EXERCISE DETAILS = Below is a block of records; repeat each one exactly.

— begin MATERIAL FOR THE TASK —

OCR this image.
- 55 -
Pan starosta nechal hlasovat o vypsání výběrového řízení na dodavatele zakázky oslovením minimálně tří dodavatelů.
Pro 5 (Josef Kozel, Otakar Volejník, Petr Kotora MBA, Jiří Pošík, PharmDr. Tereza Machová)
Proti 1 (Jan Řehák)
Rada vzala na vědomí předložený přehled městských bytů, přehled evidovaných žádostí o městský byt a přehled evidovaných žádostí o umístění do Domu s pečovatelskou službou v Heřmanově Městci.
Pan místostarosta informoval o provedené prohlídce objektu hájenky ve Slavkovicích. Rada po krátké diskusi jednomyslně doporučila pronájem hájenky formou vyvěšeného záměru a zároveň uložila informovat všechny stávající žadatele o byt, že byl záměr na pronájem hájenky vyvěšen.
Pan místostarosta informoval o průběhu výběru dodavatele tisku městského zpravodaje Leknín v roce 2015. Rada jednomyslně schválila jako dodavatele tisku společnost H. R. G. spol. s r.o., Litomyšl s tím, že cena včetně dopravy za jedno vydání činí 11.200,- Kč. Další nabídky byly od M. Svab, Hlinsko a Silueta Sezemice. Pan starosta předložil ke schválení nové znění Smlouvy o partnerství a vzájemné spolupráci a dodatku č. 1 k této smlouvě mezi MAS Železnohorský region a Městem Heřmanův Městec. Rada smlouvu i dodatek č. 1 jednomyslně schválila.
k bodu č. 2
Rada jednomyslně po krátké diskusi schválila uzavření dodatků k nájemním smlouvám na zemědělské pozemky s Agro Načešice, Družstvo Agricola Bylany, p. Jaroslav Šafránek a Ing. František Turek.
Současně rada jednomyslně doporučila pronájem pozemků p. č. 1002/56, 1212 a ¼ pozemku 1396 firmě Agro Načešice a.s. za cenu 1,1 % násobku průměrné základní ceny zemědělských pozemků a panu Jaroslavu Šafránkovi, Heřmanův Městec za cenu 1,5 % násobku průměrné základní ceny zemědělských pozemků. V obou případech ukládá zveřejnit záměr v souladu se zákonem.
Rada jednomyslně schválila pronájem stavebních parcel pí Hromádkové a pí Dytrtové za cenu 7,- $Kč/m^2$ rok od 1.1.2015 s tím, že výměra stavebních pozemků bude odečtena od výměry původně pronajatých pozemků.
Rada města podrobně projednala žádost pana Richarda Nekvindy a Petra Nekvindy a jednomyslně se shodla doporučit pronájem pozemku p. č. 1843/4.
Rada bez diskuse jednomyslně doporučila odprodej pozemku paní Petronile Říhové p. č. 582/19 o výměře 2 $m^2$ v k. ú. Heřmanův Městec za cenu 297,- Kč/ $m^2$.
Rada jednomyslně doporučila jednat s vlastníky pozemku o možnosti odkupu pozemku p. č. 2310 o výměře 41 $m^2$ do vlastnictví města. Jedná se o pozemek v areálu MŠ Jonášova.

— end MATERIAL FOR THE TASK —

TASK RESPONSE =
OCR this image.
- 55 -
Pan starosta nechal hlasovat o vypsání výběrového řízení na dodavatele zakázky oslovením minimálně tří dodavatelů.
Pro 5 (Josef Kozel, Otakar Volejník, Petr Kotora MBA, Jiří Pošík, PharmDr. Tereza Machová)
Proti 1 (Jan Řehák)
Rada vzala na vědomí předložený přehled městských bytů, přehled evidovaných žádostí o městský byt a přehled evidovaných žádostí o umístění do Domu s pečovatelskou službou v Heřmanově Městci.
Pan místostarosta informoval o provedené prohlídce objektu hájenky ve Slavkovicích. Rada po krátké diskusi jednomyslně doporučila pronájem hájenky formou vyvěšeného záměru a zároveň uložila informovat všechny stávající žadatele o byt, že byl záměr na pronájem hájenky vyvěšen.
Pan místostarosta informoval o průběhu výběru dodavatele tisku městského zpravodaje Leknín v roce 2015. Rada jednomyslně schválila jako dodavatele tisku společnost H. R. G. spol. s r.o., Litomyšl s tím, že cena včetně dopravy za jedno vydání činí 11.200,- Kč. Další nabídky byly od M. Svab, Hlinsko a Silueta Sezemice. Pan starosta předložil ke schválení nové znění Smlouvy o partnerství a vzájemné spolupráci a dodatku č. 1 k této smlouvě mezi MAS Železnohorský region a Městem Heřmanův Městec. Rada smlouvu i dodatek č. 1 jednomyslně schválila.
k bodu č. 2
Rada jednomyslně po krátké diskusi schválila uzavření dodatků k nájemním smlouvám na zemědělské pozemky s Agro Načešice, Družstvo Agricola Bylany, p. Jaroslav Šafránek a Ing. František Turek.
Současně rada jednomyslně doporučila pronájem pozemků p. č. 1002/56, 1212 a ¼ pozemku 1396 firmě Agro Načešice a.s. za cenu 1,1 % násobku průměrné základní ceny zemědělských pozemků a panu Jaroslavu Šafránkovi, Heřmanův Městec za cenu 1,5 % násobku průměrné základní ceny zemědělských pozemků. V obou případech ukládá zveřejnit záměr v souladu se zákonem.
Rada jednomyslně schválila pronájem stavebních parcel pí Hromádkové a pí Dytrtové za cenu 7,- $Kč/m^2$ rok od 1.1.2015 s tím, že výměra stavebních pozemků bude odečtena od výměry původně pronajatých pozemků.
Rada města podrobně projednala žádost pana Richarda Nekvindy a Petra Nekvindy a jednomyslně se shodla doporučit pronájem pozemku p. č. 1843/4.
Rada bez diskuse jednomyslně doporučila odprodej pozemku paní Petronile Říhové p. č. 582/19 o výměře 2 $m^2$ v k. ú. Heřmanův Městec za cenu 297,- Kč/ $m^2$.
Rada jednomyslně doporučila jednat s vlastníky pozemku o možnosti odkupu pozemku p. č. 2310 o výměře 41 $m^2$ do vlastnictví města. Jedná se o pozemek v areálu MŠ Jonášova.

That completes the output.